> [Material provided]
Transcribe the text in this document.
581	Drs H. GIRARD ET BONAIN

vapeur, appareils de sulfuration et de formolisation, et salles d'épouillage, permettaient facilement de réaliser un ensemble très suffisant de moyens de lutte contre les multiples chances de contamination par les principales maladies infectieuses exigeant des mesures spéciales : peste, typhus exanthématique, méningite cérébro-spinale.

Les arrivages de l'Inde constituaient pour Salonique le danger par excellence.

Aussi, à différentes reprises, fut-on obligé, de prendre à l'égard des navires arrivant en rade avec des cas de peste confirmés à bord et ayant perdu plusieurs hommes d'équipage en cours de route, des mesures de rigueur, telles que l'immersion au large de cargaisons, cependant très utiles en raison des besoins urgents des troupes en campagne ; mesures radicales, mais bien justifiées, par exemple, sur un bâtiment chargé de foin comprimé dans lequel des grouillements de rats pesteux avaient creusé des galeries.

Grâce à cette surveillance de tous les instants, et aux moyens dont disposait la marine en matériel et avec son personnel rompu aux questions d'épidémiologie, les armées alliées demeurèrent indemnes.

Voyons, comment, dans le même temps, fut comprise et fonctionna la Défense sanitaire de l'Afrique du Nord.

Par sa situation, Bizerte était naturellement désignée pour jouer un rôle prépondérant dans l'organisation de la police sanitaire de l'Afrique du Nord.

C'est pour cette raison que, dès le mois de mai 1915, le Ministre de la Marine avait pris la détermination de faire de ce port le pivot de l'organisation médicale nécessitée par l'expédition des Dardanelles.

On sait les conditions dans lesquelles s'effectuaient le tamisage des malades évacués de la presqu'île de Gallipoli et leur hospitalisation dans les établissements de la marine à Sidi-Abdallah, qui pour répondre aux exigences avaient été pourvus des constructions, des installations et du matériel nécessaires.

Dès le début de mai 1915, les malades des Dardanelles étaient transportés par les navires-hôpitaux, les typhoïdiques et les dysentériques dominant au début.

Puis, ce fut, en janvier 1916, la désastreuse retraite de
--
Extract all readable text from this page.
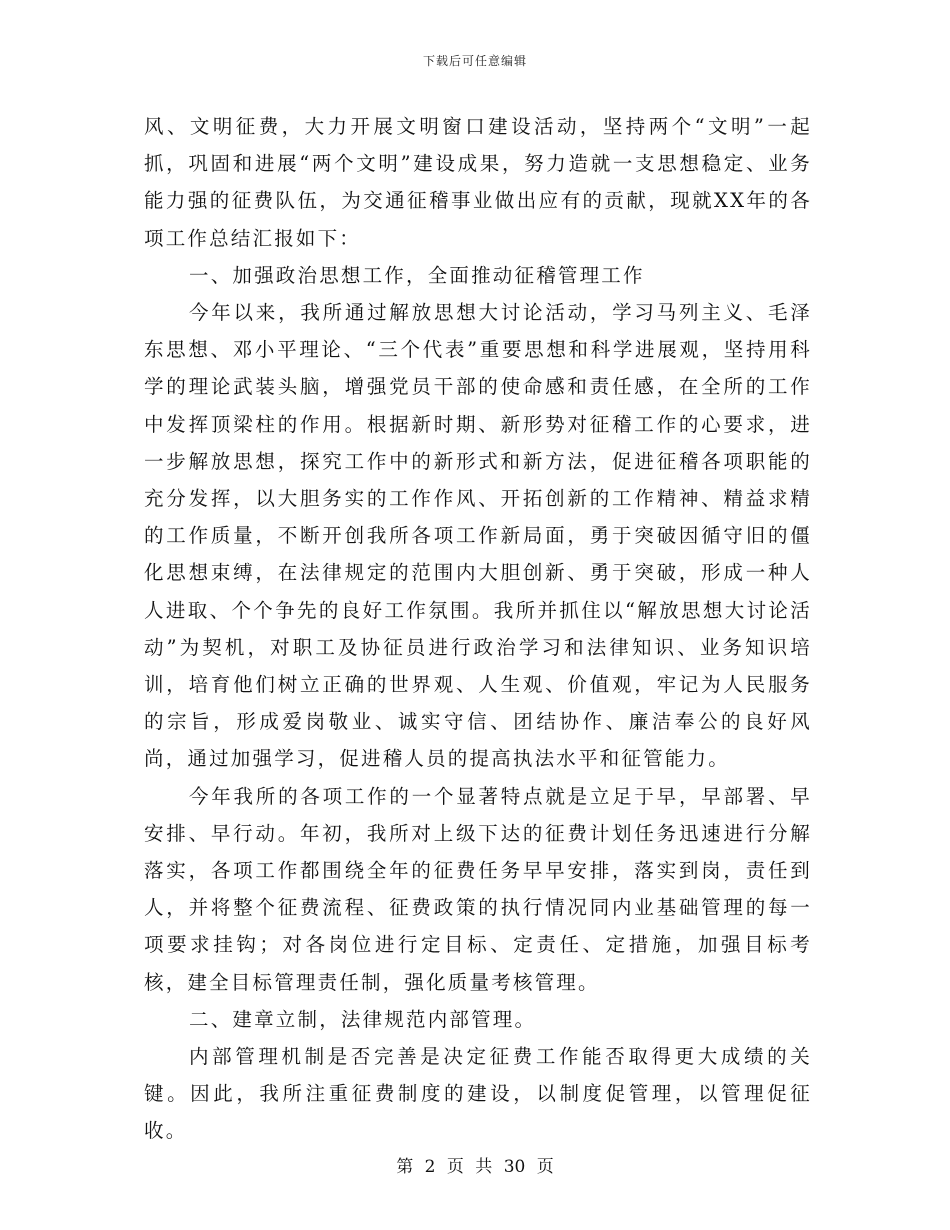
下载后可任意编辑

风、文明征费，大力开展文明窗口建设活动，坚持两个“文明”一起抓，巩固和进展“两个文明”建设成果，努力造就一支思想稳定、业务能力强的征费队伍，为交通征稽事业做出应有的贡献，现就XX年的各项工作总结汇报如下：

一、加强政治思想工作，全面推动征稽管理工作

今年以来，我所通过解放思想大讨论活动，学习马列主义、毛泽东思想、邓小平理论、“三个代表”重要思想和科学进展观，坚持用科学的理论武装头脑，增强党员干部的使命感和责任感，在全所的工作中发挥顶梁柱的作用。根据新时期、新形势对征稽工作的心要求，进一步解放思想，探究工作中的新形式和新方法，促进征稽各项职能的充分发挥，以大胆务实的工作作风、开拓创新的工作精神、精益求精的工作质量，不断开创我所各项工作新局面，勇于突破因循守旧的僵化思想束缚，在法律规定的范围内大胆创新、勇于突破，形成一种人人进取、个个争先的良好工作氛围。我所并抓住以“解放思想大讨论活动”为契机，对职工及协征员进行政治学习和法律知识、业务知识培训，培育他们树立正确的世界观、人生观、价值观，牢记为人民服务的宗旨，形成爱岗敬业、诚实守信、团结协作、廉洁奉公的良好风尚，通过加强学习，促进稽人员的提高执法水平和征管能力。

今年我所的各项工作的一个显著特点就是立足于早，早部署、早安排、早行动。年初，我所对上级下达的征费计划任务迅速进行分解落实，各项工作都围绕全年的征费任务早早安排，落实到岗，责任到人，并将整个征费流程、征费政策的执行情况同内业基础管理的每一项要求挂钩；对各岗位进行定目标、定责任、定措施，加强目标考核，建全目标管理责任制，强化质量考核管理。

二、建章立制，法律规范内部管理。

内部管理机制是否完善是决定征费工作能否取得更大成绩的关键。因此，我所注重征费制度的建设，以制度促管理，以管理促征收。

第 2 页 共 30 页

> [What is needed]
Give the number of lines where the string "Nord" occurs, without any further text.

> [Worked solution]
2